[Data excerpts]

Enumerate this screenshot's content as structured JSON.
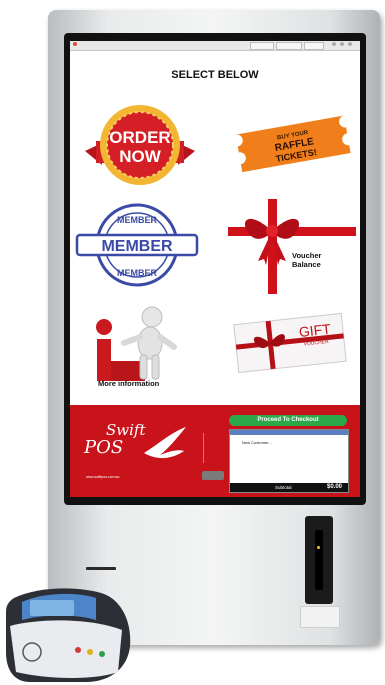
{
  "screen": {
    "title": "SELECT BELOW",
    "tiles": {
      "order_now": {
        "line1": "ORDER",
        "line2": "NOW"
      },
      "raffle": {
        "line1": "BUY YOUR",
        "line2": "RAFFLE",
        "line3": "TICKETS!"
      },
      "member": {
        "top": "MEMBER",
        "main": "MEMBER",
        "bottom": "MEMBER"
      },
      "voucher": {
        "label_line1": "Voucher",
        "label_line2": "Balance"
      },
      "more_info": {
        "label": "More information"
      },
      "gift": {
        "main": "GIFT",
        "sub": "VOUCHER"
      }
    },
    "checkout": {
      "button_label": "Proceed To Checkout",
      "customer": "New Customer...",
      "footer_label": "Subtotal",
      "total": "$0.00"
    },
    "brand": {
      "name_top": "Swift",
      "name_bottom": "POS",
      "url": "www.swiftpos.com.au"
    }
  },
  "colors": {
    "accent_red": "#c9131b",
    "checkout_green": "#2aa84a",
    "header_blue": "#5b7fc0"
  },
  "icons": [
    "pizza-order-badge-icon",
    "raffle-ticket-icon",
    "member-stamp-icon",
    "ribbon-bow-icon",
    "info-figure-icon",
    "gift-voucher-icon",
    "card-reader-icon",
    "eftpos-terminal-icon"
  ]
}
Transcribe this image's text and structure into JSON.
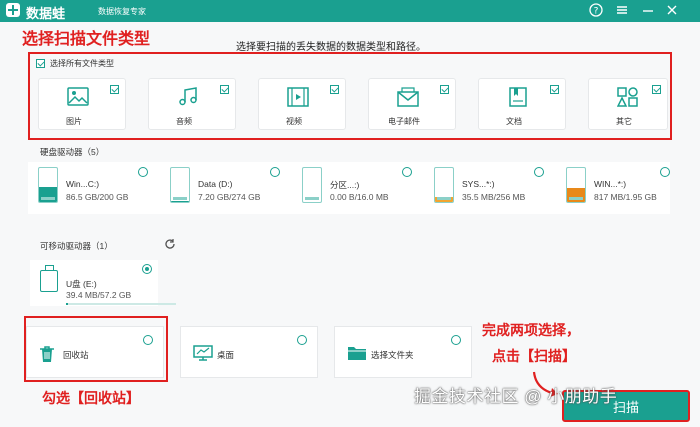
{
  "titlebar": {
    "app_name": "数据蛙",
    "app_sub": "数据恢复专家",
    "accent": "#1aa090"
  },
  "instruction": "选择要扫描的丢失数据的数据类型和路径。",
  "annotations": {
    "title": "选择扫描文件类型",
    "recycle": "勾选【回收站】",
    "scan_line1": "完成两项选择，",
    "scan_line2": "点击【扫描】",
    "color": "#e02020"
  },
  "select_all_label": "选择所有文件类型",
  "file_types": [
    {
      "label": "图片",
      "icon": "image-icon",
      "checked": true
    },
    {
      "label": "音频",
      "icon": "music-icon",
      "checked": true
    },
    {
      "label": "视频",
      "icon": "video-icon",
      "checked": true
    },
    {
      "label": "电子邮件",
      "icon": "email-icon",
      "checked": true
    },
    {
      "label": "文档",
      "icon": "document-icon",
      "checked": true
    },
    {
      "label": "其它",
      "icon": "other-icon",
      "checked": true
    }
  ],
  "hard_drives": {
    "label": "硬盘驱动器（5）",
    "items": [
      {
        "name": "Win...C:)",
        "size": "86.5 GB/200 GB",
        "used_fraction": 0.43,
        "color": "#1aa090"
      },
      {
        "name": "Data (D:)",
        "size": "7.20 GB/274 GB",
        "used_fraction": 0.03,
        "color": "#1aa090"
      },
      {
        "name": "分区...:)",
        "size": "0.00  B/16.0 MB",
        "used_fraction": 0.0,
        "color": "#1aa090"
      },
      {
        "name": "SYS...*:)",
        "size": "35.5 MB/256 MB",
        "used_fraction": 0.14,
        "color": "#f2a531"
      },
      {
        "name": "WIN...*:)",
        "size": "817 MB/1.95 GB",
        "used_fraction": 0.42,
        "color": "#e8891a"
      }
    ]
  },
  "removable_drives": {
    "label": "可移动驱动器（1）",
    "items": [
      {
        "name": "U盘 (E:)",
        "size": "39.4 MB/57.2 GB",
        "used_fraction": 0.01,
        "selected": true
      }
    ]
  },
  "locations": [
    {
      "name": "回收站",
      "icon": "trash-icon"
    },
    {
      "name": "桌面",
      "icon": "desktop-icon"
    },
    {
      "name": "选择文件夹",
      "icon": "folder-icon"
    }
  ],
  "scan_button": "扫描",
  "watermark": "掘金技术社区 @ 小朋助手"
}
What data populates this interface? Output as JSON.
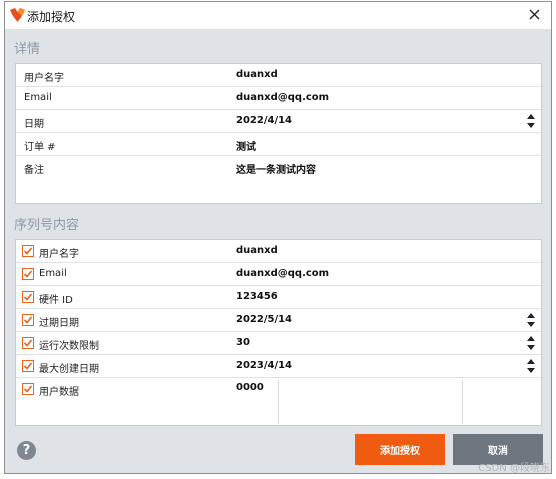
{
  "window": {
    "title": "添加授权",
    "close_icon": "close-icon",
    "app_icon": "logo-icon"
  },
  "details": {
    "title": "详情",
    "rows": [
      {
        "label": "用户名字",
        "value": "duanxd"
      },
      {
        "label": "Email",
        "value": "duanxd@qq.com"
      },
      {
        "label": "日期",
        "value": "2022/4/14"
      },
      {
        "label": "订单 #",
        "value": "测试"
      },
      {
        "label": "备注",
        "value": "这是一条测试内容"
      }
    ]
  },
  "serial": {
    "title": "序列号内容",
    "rows": [
      {
        "label": "用户名字",
        "value": "duanxd",
        "checked": true
      },
      {
        "label": "Email",
        "value": "duanxd@qq.com",
        "checked": true
      },
      {
        "label": "硬件 ID",
        "value": "123456",
        "checked": true
      },
      {
        "label": "过期日期",
        "value": "2022/5/14",
        "checked": true
      },
      {
        "label": "运行次数限制",
        "value": "30",
        "checked": true
      },
      {
        "label": "最大创建日期",
        "value": "2023/4/14",
        "checked": true
      },
      {
        "label": "用户数据",
        "value": "0000",
        "checked": true
      }
    ]
  },
  "footer": {
    "help_icon": "help-icon",
    "help_glyph": "?",
    "add_button": "添加授权",
    "cancel_button": "取消"
  },
  "watermark": "CSDN @段晓东",
  "colors": {
    "accent": "#ee5b11",
    "cancel": "#6e767f",
    "background": "#dfe3e8",
    "section_title": "#8e9aa6"
  }
}
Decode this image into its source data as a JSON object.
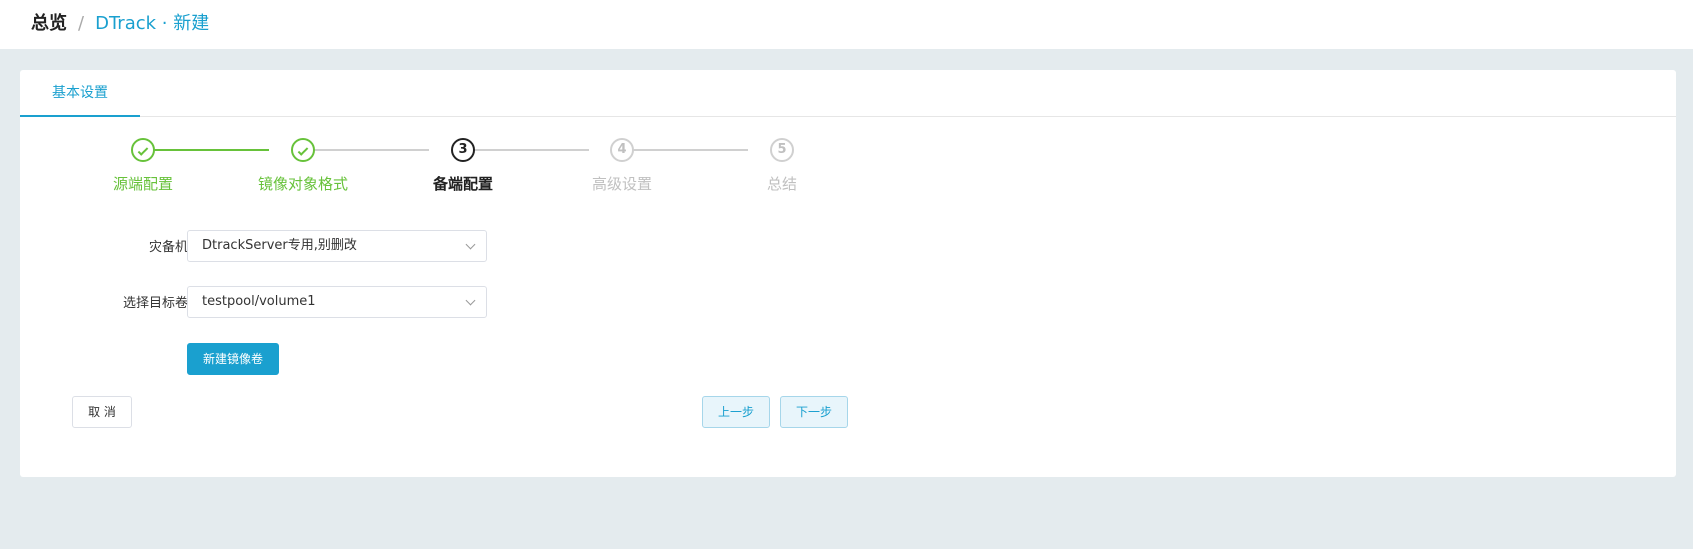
{
  "breadcrumb": {
    "root": "总览",
    "separator": "/",
    "current": "DTrack · 新建"
  },
  "tabs": [
    {
      "label": "基本设置"
    }
  ],
  "steps": [
    {
      "index": "1",
      "label": "源端配置",
      "status": "done"
    },
    {
      "index": "2",
      "label": "镜像对象格式",
      "status": "done"
    },
    {
      "index": "3",
      "label": "备端配置",
      "status": "active"
    },
    {
      "index": "4",
      "label": "高级设置",
      "status": "pending"
    },
    {
      "index": "5",
      "label": "总结",
      "status": "pending"
    }
  ],
  "form": {
    "dr_machine": {
      "label": "灾备机",
      "value": "DtrackServer专用,别删改"
    },
    "target_volume": {
      "label": "选择目标卷",
      "value": "testpool/volume1"
    },
    "new_volume_button": "新建镜像卷"
  },
  "footer": {
    "cancel": "取 消",
    "prev": "上一步",
    "next": "下一步"
  },
  "colors": {
    "accent": "#1aa0cf",
    "success": "#67c23a",
    "background": "#e4ebee"
  }
}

→ **WHAT IS NEEDED**
Omit the pictures and write out exactly the lines from the one containing "Decode this image" through the last line of the material.

→ **EXERCISE RESULT**
Decode this image into its source data as a JSON object.
{
  "breadcrumb": {
    "root": "总览",
    "separator": "/",
    "current": "DTrack · 新建"
  },
  "tabs": [
    {
      "label": "基本设置"
    }
  ],
  "steps": [
    {
      "index": "1",
      "label": "源端配置",
      "status": "done"
    },
    {
      "index": "2",
      "label": "镜像对象格式",
      "status": "done"
    },
    {
      "index": "3",
      "label": "备端配置",
      "status": "active"
    },
    {
      "index": "4",
      "label": "高级设置",
      "status": "pending"
    },
    {
      "index": "5",
      "label": "总结",
      "status": "pending"
    }
  ],
  "form": {
    "dr_machine": {
      "label": "灾备机",
      "value": "DtrackServer专用,别删改"
    },
    "target_volume": {
      "label": "选择目标卷",
      "value": "testpool/volume1"
    },
    "new_volume_button": "新建镜像卷"
  },
  "footer": {
    "cancel": "取 消",
    "prev": "上一步",
    "next": "下一步"
  },
  "colors": {
    "accent": "#1aa0cf",
    "success": "#67c23a",
    "background": "#e4ebee"
  }
}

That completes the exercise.